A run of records
* BEGIN *
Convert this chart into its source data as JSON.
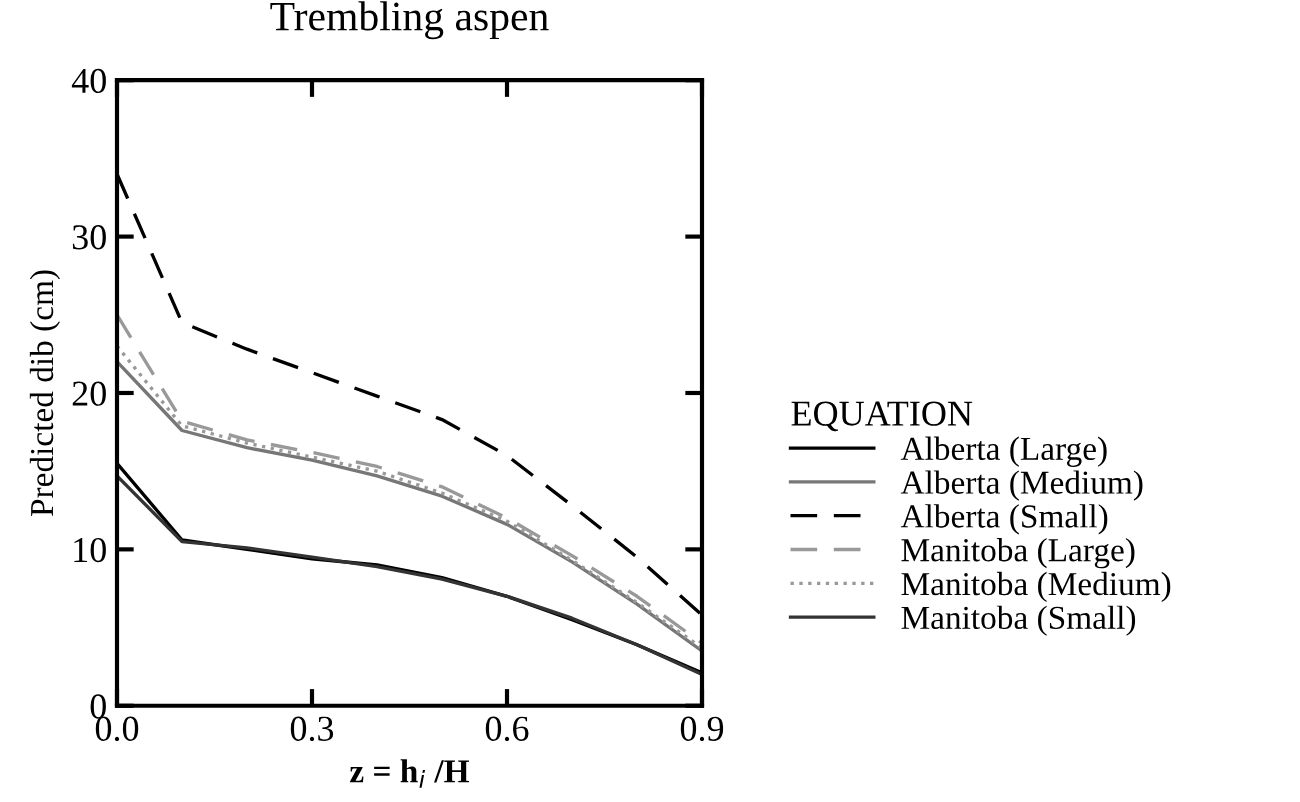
{
  "chart_data": {
    "type": "line",
    "title": "Trembling aspen",
    "xlabel": "z = h$_{i}$ /H",
    "ylabel": "Predicted dib (cm)",
    "legend_title": "EQUATION",
    "legend": "right",
    "grid": false,
    "xlim": [
      0,
      0.9
    ],
    "ylim": [
      0,
      40
    ],
    "xticks": [
      {
        "value": 0,
        "label": "0.0"
      },
      0.3,
      0.6,
      0.9
    ],
    "yticks": [
      0,
      10,
      20,
      30,
      40
    ],
    "x": [
      0,
      0.1,
      0.2,
      0.3,
      0.4,
      0.5,
      0.6,
      0.7,
      0.8,
      0.9
    ],
    "series": [
      {
        "name": "Alberta (Large)",
        "color": "#000000",
        "line_style": "solid",
        "values": [
          15.5,
          10.6,
          10.0,
          9.4,
          9.0,
          8.2,
          7.0,
          5.5,
          3.9,
          2.1
        ]
      },
      {
        "name": "Alberta (Medium)",
        "color": "#777777",
        "line_style": "solid",
        "values": [
          22,
          17.6,
          16.5,
          15.7,
          14.7,
          13.4,
          11.6,
          9.2,
          6.5,
          3.5
        ]
      },
      {
        "name": "Alberta (Small)",
        "color": "#000000",
        "line_style": "dashed",
        "values": [
          34,
          24.5,
          22.8,
          21.3,
          19.8,
          18.3,
          16.0,
          12.8,
          9.5,
          5.8
        ]
      },
      {
        "name": "Manitoba (Large)",
        "color": "#999999",
        "line_style": "dashed",
        "values": [
          25,
          18.2,
          17.0,
          16.2,
          15.3,
          14.0,
          12.0,
          9.6,
          7.0,
          4.0
        ]
      },
      {
        "name": "Manitoba (Medium)",
        "color": "#999999",
        "line_style": "dotted",
        "values": [
          23,
          17.9,
          16.8,
          15.9,
          15.0,
          13.6,
          11.8,
          9.3,
          6.6,
          3.7
        ]
      },
      {
        "name": "Manitoba (Small)",
        "color": "#333333",
        "line_style": "solid",
        "values": [
          14.7,
          10.5,
          10.1,
          9.5,
          8.9,
          8.1,
          7.0,
          5.6,
          3.9,
          2.0
        ]
      }
    ]
  }
}
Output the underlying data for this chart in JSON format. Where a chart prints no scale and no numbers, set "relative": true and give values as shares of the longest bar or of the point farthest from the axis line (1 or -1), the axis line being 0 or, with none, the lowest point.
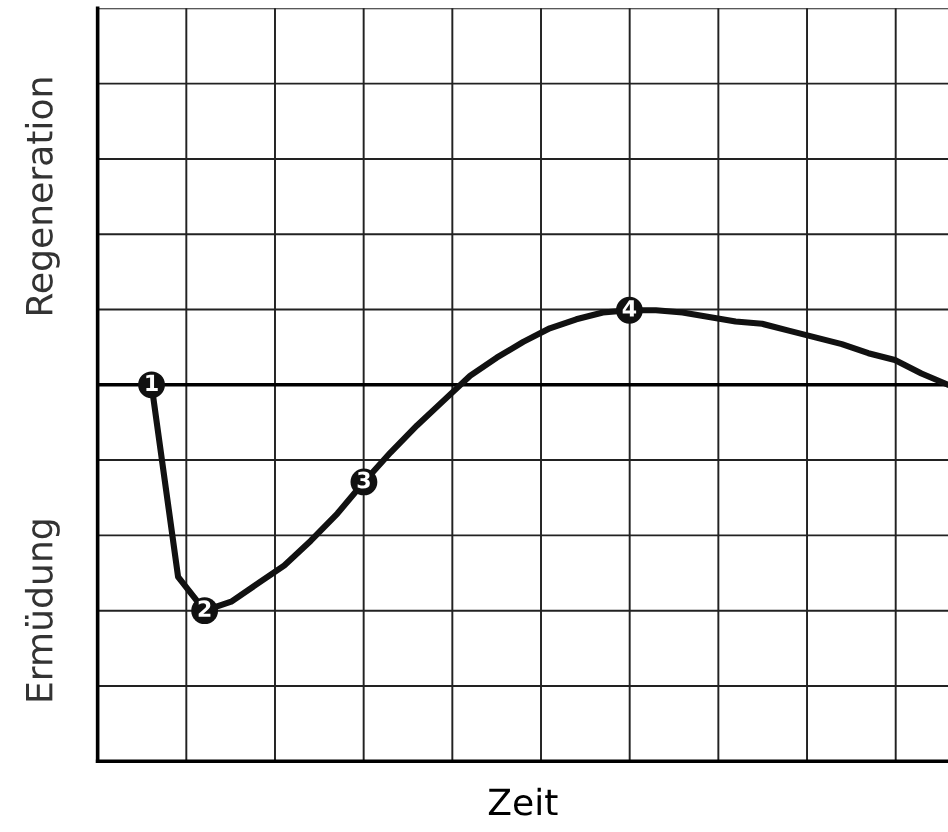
{
  "chart_data": {
    "type": "line",
    "relative": true,
    "xlabel": "Zeit",
    "annotations": [
      "Regeneration",
      "Ermüdung",
      {
        "text": "1",
        "y": 0
      },
      {
        "text": "2",
        "y": -1
      },
      {
        "text": "3",
        "y": -0.43
      },
      {
        "text": "4",
        "y": 0.33
      }
    ],
    "categories": [
      null,
      null,
      null,
      null,
      null,
      null,
      null,
      null,
      null,
      null,
      null,
      null,
      null,
      null,
      null,
      null,
      null,
      null,
      null,
      null,
      null,
      null,
      null,
      null,
      null,
      null,
      null,
      null,
      null,
      null,
      null
    ],
    "series": [
      {
        "color": "#111111",
        "values": [
          0,
          -0.85,
          -1,
          -0.96,
          -0.88,
          -0.8,
          -0.69,
          -0.57,
          -0.43,
          -0.3,
          -0.18,
          -0.07,
          0.04,
          0.12,
          0.19,
          0.25,
          0.29,
          0.32,
          0.33,
          0.33,
          0.32,
          0.3,
          0.28,
          0.27,
          0.24,
          0.21,
          0.18,
          0.14,
          0.11,
          0.05,
          0
        ]
      }
    ],
    "grid": true,
    "marker": "none",
    "line_style": "solid",
    "legend": false
  }
}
* END *
**WHAT IS REQUIRED**
Find the lines with the string "Medium" and reproduce them.

**ANSWER**
        "name": "Alberta (Medium)",
        "name": "Manitoba (Medium)",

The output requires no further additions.